- WHAT YOU HAVE TO DO
Copy word for word every line of the material from the very first one through the line that contains "bluetooth-conn-icon — [682, 108, 712, 135]", and include that last line.

- EXERCISE MATERIAL
▬▬▬

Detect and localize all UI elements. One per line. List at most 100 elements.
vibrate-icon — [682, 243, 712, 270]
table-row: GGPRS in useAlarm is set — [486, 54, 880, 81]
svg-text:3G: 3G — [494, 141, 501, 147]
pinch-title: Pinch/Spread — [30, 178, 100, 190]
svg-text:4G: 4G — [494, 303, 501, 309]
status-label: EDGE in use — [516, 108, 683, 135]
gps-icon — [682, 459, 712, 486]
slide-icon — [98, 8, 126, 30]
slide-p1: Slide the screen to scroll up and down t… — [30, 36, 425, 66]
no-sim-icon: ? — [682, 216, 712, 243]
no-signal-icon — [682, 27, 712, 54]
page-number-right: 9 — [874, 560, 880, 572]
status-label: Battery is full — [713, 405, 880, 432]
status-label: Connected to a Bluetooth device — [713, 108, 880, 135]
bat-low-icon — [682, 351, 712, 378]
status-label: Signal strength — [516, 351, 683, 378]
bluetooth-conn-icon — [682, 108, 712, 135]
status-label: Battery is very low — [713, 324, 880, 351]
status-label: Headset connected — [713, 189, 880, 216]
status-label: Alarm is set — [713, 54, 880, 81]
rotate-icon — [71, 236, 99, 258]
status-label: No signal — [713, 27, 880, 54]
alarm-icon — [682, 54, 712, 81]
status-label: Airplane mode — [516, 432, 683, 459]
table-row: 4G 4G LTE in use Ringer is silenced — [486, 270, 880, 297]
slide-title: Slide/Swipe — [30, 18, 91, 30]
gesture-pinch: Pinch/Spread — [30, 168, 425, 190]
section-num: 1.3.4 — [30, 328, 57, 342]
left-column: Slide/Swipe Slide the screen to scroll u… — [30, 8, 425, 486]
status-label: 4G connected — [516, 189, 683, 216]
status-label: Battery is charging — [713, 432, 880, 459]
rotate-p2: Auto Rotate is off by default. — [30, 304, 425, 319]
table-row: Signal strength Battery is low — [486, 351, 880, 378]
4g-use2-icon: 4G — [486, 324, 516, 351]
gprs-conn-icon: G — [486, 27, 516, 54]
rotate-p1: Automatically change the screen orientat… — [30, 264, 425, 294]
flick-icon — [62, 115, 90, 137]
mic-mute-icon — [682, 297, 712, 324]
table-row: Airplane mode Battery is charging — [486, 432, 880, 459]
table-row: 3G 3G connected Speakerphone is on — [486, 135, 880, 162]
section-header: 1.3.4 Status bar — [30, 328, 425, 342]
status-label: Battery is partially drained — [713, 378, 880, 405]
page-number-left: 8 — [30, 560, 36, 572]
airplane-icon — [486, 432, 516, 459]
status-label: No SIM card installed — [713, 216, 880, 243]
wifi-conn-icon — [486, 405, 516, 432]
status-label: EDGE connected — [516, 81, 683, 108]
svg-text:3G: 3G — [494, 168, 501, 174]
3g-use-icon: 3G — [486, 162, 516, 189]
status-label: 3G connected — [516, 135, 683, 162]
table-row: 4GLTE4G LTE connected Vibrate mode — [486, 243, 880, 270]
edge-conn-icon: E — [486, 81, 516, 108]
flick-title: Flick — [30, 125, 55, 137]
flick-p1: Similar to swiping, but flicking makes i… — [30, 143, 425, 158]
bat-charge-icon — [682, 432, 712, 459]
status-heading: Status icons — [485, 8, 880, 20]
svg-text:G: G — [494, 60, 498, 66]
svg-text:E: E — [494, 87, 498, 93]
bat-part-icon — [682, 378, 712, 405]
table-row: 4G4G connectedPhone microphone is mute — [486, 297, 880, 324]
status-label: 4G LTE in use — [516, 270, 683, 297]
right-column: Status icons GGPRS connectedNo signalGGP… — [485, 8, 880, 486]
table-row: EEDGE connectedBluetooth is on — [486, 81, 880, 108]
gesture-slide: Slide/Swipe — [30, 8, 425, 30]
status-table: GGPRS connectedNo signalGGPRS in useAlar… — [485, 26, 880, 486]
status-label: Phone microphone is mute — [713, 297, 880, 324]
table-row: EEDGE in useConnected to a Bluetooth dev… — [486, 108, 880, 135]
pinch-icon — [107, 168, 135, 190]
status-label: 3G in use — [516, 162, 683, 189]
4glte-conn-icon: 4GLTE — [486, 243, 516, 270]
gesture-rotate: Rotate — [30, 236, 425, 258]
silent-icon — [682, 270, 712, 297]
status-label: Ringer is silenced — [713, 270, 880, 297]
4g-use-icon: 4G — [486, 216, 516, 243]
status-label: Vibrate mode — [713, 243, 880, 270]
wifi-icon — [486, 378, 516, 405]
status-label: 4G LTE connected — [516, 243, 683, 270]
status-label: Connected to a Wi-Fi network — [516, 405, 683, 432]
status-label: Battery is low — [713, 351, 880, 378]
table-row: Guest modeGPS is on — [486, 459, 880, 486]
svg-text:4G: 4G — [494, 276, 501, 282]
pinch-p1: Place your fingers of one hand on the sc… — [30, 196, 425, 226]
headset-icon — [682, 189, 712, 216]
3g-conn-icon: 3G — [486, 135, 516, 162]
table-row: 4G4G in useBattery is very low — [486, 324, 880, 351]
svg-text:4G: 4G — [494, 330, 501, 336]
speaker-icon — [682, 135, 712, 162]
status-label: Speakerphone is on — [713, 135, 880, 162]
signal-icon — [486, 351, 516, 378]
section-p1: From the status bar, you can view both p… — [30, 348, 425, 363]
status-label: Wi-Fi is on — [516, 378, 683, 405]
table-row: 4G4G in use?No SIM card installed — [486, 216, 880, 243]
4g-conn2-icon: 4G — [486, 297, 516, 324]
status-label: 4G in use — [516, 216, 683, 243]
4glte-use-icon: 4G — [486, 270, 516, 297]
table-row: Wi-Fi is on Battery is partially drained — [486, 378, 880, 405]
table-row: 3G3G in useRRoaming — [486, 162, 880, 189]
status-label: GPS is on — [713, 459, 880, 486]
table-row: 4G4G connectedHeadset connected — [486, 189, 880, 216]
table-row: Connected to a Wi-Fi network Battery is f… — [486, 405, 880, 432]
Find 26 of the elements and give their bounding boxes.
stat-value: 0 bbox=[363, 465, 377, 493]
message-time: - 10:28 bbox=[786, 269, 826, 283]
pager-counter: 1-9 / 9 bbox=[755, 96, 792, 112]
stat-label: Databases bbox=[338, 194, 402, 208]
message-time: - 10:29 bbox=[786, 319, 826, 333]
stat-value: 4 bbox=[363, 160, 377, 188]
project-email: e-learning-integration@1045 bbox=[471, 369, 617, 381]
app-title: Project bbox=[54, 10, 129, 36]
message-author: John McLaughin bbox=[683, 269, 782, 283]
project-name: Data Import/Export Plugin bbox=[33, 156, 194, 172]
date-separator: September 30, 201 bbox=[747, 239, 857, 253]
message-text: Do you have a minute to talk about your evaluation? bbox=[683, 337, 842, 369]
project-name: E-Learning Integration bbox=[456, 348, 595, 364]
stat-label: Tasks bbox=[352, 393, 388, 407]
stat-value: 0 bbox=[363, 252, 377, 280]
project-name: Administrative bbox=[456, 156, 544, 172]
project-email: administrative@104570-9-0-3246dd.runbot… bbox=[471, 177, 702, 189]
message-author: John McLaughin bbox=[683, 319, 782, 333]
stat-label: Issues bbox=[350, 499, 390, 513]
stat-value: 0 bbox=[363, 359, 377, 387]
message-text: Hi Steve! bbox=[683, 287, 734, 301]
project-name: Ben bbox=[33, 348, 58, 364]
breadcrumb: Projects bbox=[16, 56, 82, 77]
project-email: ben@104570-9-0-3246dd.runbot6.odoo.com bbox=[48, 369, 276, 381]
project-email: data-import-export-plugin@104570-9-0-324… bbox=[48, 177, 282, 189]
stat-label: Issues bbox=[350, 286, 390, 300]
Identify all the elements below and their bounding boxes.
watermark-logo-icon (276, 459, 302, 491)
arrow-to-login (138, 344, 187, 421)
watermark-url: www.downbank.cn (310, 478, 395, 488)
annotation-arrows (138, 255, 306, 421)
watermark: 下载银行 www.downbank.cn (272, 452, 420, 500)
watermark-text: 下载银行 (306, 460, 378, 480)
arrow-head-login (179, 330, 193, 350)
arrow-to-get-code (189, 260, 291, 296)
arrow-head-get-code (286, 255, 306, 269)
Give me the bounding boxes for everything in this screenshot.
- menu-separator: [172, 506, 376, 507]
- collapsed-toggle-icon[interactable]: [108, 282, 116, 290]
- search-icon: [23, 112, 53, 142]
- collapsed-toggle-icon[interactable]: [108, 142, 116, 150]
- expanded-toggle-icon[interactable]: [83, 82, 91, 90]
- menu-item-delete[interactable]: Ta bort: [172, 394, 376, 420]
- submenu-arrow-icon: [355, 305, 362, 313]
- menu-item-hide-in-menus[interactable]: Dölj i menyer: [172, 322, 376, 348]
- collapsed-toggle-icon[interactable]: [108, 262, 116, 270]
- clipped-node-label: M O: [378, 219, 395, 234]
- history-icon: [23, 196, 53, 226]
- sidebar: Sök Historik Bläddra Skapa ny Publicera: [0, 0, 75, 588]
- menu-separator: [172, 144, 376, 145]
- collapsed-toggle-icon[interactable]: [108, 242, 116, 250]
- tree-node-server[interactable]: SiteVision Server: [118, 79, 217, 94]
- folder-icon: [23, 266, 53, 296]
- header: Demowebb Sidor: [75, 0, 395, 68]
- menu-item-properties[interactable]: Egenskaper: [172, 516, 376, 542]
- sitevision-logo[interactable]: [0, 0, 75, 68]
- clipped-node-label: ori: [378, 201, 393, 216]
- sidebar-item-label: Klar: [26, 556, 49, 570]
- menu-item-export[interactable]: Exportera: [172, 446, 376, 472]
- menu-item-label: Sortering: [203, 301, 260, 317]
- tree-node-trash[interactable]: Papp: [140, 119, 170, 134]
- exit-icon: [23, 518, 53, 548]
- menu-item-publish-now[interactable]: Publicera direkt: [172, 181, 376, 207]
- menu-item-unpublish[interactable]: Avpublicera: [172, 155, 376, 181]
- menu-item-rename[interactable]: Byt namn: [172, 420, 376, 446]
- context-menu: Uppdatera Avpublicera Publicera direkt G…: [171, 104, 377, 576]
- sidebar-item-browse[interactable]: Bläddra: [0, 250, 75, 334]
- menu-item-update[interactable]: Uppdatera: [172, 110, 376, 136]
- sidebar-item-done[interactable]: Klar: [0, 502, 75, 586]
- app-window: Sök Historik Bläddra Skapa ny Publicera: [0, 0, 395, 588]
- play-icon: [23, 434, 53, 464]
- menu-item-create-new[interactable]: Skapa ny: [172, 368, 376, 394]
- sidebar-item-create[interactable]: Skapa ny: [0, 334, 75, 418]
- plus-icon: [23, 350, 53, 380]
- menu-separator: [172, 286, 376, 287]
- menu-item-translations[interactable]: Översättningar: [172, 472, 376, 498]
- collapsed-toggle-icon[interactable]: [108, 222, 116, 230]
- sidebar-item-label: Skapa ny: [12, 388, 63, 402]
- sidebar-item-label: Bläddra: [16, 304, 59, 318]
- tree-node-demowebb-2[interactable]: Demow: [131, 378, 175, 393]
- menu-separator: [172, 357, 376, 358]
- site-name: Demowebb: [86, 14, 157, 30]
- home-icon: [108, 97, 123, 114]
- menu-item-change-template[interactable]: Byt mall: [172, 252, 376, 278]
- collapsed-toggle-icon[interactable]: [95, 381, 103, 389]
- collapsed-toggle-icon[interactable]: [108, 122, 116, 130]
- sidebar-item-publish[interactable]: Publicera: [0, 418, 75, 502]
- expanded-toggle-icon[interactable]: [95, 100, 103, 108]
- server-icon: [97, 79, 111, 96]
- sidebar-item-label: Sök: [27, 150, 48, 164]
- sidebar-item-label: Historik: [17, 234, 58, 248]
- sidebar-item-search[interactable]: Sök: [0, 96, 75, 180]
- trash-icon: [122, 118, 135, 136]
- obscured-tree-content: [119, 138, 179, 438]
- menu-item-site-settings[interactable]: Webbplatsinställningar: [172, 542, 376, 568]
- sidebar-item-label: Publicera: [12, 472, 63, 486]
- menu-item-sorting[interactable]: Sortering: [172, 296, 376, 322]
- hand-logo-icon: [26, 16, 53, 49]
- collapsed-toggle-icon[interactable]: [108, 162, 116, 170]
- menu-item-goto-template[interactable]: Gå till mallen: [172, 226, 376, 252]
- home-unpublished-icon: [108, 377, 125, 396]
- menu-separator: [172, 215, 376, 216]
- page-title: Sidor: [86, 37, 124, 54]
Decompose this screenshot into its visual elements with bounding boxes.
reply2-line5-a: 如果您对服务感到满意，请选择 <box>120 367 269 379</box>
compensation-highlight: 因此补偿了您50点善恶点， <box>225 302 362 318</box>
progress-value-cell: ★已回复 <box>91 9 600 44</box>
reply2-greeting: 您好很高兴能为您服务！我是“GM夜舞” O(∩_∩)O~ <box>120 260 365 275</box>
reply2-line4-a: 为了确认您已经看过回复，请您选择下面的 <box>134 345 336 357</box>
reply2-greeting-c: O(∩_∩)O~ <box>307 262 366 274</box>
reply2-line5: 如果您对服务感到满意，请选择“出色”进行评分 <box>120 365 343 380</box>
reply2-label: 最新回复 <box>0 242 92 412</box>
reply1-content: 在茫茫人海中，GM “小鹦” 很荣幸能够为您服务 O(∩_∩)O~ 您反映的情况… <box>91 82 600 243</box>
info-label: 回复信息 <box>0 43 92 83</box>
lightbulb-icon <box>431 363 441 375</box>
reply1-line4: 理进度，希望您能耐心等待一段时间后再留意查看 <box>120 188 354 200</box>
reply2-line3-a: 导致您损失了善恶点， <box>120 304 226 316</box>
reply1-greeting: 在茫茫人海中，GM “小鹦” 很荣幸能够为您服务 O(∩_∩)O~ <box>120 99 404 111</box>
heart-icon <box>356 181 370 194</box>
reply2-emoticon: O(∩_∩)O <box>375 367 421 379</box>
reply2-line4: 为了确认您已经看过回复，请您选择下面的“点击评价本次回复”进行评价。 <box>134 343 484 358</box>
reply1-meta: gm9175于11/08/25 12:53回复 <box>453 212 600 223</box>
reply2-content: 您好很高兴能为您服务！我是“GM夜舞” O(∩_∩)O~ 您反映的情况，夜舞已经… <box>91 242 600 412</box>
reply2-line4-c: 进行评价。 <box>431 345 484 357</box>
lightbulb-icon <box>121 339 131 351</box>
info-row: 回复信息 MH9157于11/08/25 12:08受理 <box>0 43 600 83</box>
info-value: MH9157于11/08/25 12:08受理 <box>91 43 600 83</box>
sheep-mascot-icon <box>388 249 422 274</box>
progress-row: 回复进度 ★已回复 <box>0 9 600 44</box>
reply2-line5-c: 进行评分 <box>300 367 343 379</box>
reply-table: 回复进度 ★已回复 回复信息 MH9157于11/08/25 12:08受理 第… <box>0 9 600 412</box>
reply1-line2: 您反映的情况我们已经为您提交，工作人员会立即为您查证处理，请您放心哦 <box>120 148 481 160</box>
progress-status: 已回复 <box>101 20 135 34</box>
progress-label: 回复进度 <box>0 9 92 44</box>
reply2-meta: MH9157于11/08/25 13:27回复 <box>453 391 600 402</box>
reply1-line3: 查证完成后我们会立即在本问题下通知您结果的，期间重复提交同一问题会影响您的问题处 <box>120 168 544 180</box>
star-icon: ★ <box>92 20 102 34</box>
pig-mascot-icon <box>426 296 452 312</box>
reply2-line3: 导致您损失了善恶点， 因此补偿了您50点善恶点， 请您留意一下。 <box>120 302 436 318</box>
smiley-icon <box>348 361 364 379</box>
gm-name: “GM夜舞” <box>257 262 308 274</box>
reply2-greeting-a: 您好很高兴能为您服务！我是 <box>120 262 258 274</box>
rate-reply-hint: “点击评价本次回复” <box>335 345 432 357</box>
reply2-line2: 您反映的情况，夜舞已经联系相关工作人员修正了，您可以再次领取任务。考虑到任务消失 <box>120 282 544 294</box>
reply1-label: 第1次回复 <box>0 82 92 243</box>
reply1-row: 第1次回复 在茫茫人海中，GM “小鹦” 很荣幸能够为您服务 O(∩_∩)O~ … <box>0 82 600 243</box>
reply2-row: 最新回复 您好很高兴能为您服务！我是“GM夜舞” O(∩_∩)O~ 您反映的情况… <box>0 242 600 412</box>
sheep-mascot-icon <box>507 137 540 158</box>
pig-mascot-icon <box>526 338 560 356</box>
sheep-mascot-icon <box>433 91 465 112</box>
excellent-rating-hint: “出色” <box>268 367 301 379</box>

▬▬▬

- SOLUTION TO THE PROBLEM
Detect and localize all UI elements. One per line. List at most 100 elements.
vibrate-icon — [682, 243, 712, 270]
table-row: GGPRS in useAlarm is set — [486, 54, 880, 81]
svg-text:3G: 3G — [494, 141, 501, 147]
pinch-title: Pinch/Spread — [30, 178, 100, 190]
svg-text:4G: 4G — [494, 303, 501, 309]
status-label: EDGE in use — [516, 108, 683, 135]
gps-icon — [682, 459, 712, 486]
slide-icon — [98, 8, 126, 30]
slide-p1: Slide the screen to scroll up and down t… — [30, 36, 425, 66]
no-sim-icon: ? — [682, 216, 712, 243]
no-signal-icon — [682, 27, 712, 54]
page-number-right: 9 — [874, 560, 880, 572]
status-label: Battery is full — [713, 405, 880, 432]
status-label: Connected to a Bluetooth device — [713, 108, 880, 135]
bat-low-icon — [682, 351, 712, 378]
status-label: Signal strength — [516, 351, 683, 378]
bluetooth-conn-icon — [682, 108, 712, 135]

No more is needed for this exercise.